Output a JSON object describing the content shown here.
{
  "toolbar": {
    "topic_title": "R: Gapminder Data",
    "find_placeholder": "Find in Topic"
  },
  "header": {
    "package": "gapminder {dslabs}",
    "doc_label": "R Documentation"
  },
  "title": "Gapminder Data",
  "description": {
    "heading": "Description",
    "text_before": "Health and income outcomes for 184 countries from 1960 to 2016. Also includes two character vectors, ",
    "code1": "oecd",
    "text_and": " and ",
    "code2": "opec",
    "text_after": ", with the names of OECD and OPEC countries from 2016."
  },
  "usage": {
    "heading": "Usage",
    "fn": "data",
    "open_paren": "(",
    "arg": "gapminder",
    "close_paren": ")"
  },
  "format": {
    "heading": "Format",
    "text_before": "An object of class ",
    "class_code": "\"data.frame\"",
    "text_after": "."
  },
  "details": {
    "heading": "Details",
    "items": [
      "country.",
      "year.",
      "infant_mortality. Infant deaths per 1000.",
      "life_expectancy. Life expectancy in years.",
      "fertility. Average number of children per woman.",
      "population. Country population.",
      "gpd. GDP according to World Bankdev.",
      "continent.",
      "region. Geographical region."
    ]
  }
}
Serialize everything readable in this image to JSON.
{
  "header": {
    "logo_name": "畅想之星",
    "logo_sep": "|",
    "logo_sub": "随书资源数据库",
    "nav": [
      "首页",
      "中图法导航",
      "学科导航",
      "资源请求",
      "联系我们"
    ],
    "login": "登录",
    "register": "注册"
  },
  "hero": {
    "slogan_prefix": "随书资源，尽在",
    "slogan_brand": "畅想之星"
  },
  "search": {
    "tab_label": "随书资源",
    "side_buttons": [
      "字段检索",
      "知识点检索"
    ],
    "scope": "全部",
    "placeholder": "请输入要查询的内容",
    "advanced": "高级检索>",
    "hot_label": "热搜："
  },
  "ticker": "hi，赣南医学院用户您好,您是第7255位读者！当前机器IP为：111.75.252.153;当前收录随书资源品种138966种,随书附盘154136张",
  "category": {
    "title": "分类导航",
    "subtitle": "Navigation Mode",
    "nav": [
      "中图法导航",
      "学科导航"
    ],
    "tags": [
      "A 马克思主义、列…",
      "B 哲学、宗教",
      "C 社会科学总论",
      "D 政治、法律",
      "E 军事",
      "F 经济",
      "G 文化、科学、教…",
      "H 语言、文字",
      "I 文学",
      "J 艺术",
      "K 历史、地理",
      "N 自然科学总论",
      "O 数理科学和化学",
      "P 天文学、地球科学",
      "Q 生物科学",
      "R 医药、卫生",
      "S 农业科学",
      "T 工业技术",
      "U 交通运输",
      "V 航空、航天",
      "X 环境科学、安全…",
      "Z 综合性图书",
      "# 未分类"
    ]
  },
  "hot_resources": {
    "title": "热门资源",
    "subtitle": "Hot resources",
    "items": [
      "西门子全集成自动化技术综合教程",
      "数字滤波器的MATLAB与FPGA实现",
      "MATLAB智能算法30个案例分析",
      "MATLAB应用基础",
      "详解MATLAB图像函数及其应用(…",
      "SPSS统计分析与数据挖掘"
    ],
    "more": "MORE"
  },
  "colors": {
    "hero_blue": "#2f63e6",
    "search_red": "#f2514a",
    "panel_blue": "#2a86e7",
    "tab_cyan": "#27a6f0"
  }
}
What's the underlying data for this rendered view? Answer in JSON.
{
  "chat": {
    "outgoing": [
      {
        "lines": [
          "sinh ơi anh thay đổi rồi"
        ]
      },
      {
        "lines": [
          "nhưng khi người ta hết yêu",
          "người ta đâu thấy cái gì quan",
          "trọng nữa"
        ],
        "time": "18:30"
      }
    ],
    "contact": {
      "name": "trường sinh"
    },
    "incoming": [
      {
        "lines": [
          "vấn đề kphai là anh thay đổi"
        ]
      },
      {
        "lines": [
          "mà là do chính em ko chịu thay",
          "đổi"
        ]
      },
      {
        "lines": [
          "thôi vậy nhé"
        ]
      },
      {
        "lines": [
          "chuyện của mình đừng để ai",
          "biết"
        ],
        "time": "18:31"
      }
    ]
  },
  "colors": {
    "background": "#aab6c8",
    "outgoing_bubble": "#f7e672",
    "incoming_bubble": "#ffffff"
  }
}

══════

Your instructions: Filter the records above and return every line that holds the word "heading".

Written reply:
    "heading": "Description",
    "heading": "Usage",
    "heading": "Format",
    "heading": "Details",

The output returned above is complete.